Images should be left out, and everything else in the listing reproduced exactly.

Data items:
⁂

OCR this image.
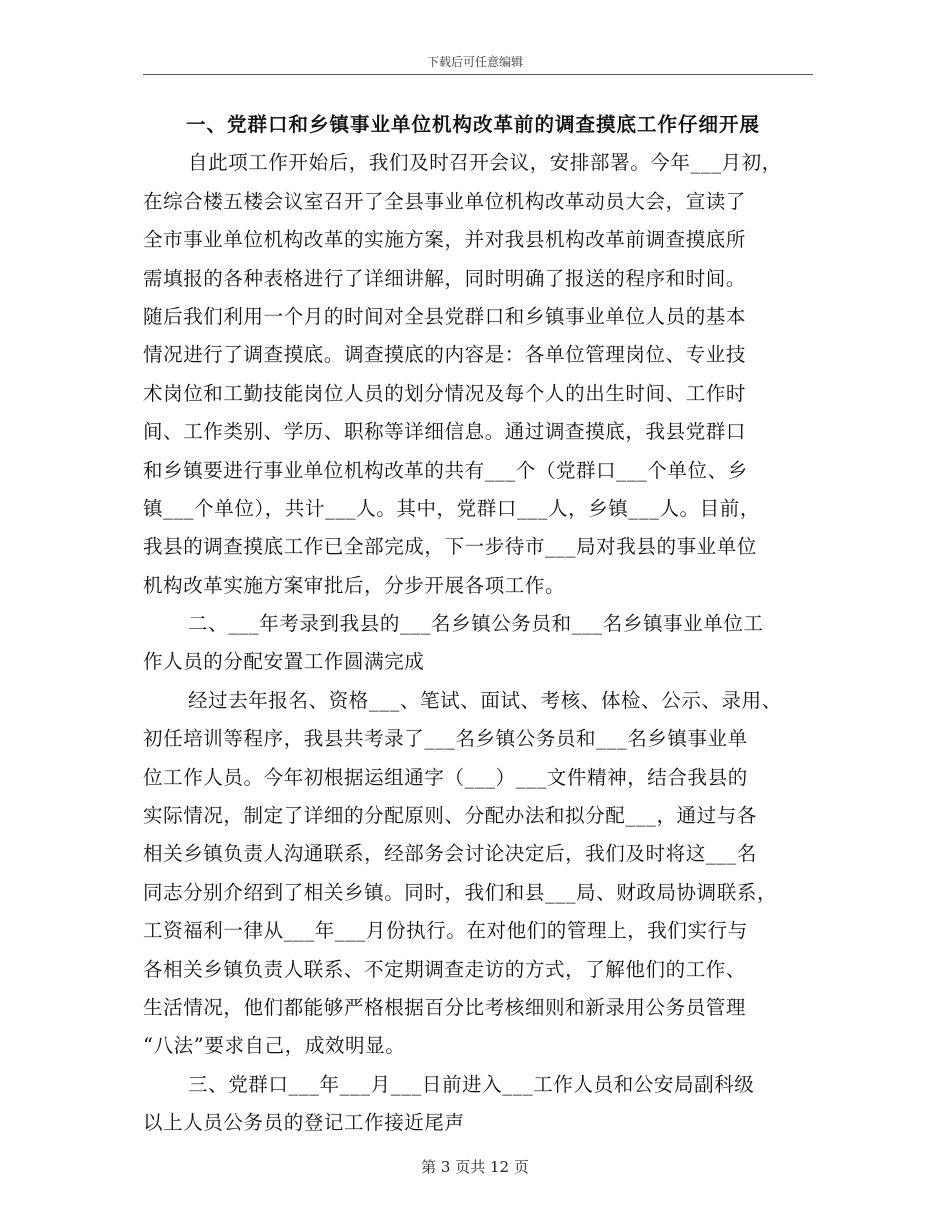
下载后可任意编辑
一、党群口和乡镇事业单位机构改革前的调查摸底工作仔细开展
自此项工作开始后，我们及时召开会议，安排部署。今年___月初，
在综合楼五楼会议室召开了全县事业单位机构改革动员大会，宣读了
全市事业单位机构改革的实施方案，并对我县机构改革前调查摸底所
需填报的各种表格进行了详细讲解，同时明确了报送的程序和时间。
随后我们利用一个月的时间对全县党群口和乡镇事业单位人员的基本
情况进行了调查摸底。调查摸底的内容是：各单位管理岗位、专业技
术岗位和工勤技能岗位人员的划分情况及每个人的出生时间、工作时
间、工作类别、学历、职称等详细信息。通过调查摸底，我县党群口
和乡镇要进行事业单位机构改革的共有___个（党群口___个单位、乡
镇___个单位），共计___人。其中，党群口___人，乡镇___人。目前，
我县的调查摸底工作已全部完成，下一步待市___局对我县的事业单位
机构改革实施方案审批后，分步开展各项工作。
二、___年考录到我县的___名乡镇公务员和___名乡镇事业单位工
作人员的分配安置工作圆满完成
经过去年报名、资格___、笔试、面试、考核、体检、公示、录用、
初任培训等程序，我县共考录了___名乡镇公务员和___名乡镇事业单
位工作人员。今年初根据运组通字（___）___文件精神，结合我县的
实际情况，制定了详细的分配原则、分配办法和拟分配___，通过与各
相关乡镇负责人沟通联系，经部务会讨论决定后，我们及时将这___名
同志分别介绍到了相关乡镇。同时，我们和县___局、财政局协调联系，
工资福利一律从___年___月份执行。在对他们的管理上，我们实行与
各相关乡镇负责人联系、不定期调查走访的方式，了解他们的工作、
生活情况，他们都能够严格根据百分比考核细则和新录用公务员管理
“八法”要求自己，成效明显。
三、党群口___年___月___日前进入___工作人员和公安局副科级
以上人员公务员的登记工作接近尾声
第 3 页共 12 页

⁂

**THE REPLY**.
OCR this image.
下载后可任意编辑
一、党群口和乡镇事业单位机构改革前的调查摸底工作仔细开展
自此项工作开始后，我们及时召开会议，安排部署。今年___月初，
在综合楼五楼会议室召开了全县事业单位机构改革动员大会，宣读了
全市事业单位机构改革的实施方案，并对我县机构改革前调查摸底所
需填报的各种表格进行了详细讲解，同时明确了报送的程序和时间。
随后我们利用一个月的时间对全县党群口和乡镇事业单位人员的基本
情况进行了调查摸底。调查摸底的内容是：各单位管理岗位、专业技
术岗位和工勤技能岗位人员的划分情况及每个人的出生时间、工作时
间、工作类别、学历、职称等详细信息。通过调查摸底，我县党群口
和乡镇要进行事业单位机构改革的共有___个（党群口___个单位、乡
镇___个单位），共计___人。其中，党群口___人，乡镇___人。目前，
我县的调查摸底工作已全部完成，下一步待市___局对我县的事业单位
机构改革实施方案审批后，分步开展各项工作。
二、___年考录到我县的___名乡镇公务员和___名乡镇事业单位工
作人员的分配安置工作圆满完成
经过去年报名、资格___、笔试、面试、考核、体检、公示、录用、
初任培训等程序，我县共考录了___名乡镇公务员和___名乡镇事业单
位工作人员。今年初根据运组通字（___）___文件精神，结合我县的
实际情况，制定了详细的分配原则、分配办法和拟分配___，通过与各
相关乡镇负责人沟通联系，经部务会讨论决定后，我们及时将这___名
同志分别介绍到了相关乡镇。同时，我们和县___局、财政局协调联系，
工资福利一律从___年___月份执行。在对他们的管理上，我们实行与
各相关乡镇负责人联系、不定期调查走访的方式，了解他们的工作、
生活情况，他们都能够严格根据百分比考核细则和新录用公务员管理
“八法”要求自己，成效明显。
三、党群口___年___月___日前进入___工作人员和公安局副科级
以上人员公务员的登记工作接近尾声
第 3 页共 12 页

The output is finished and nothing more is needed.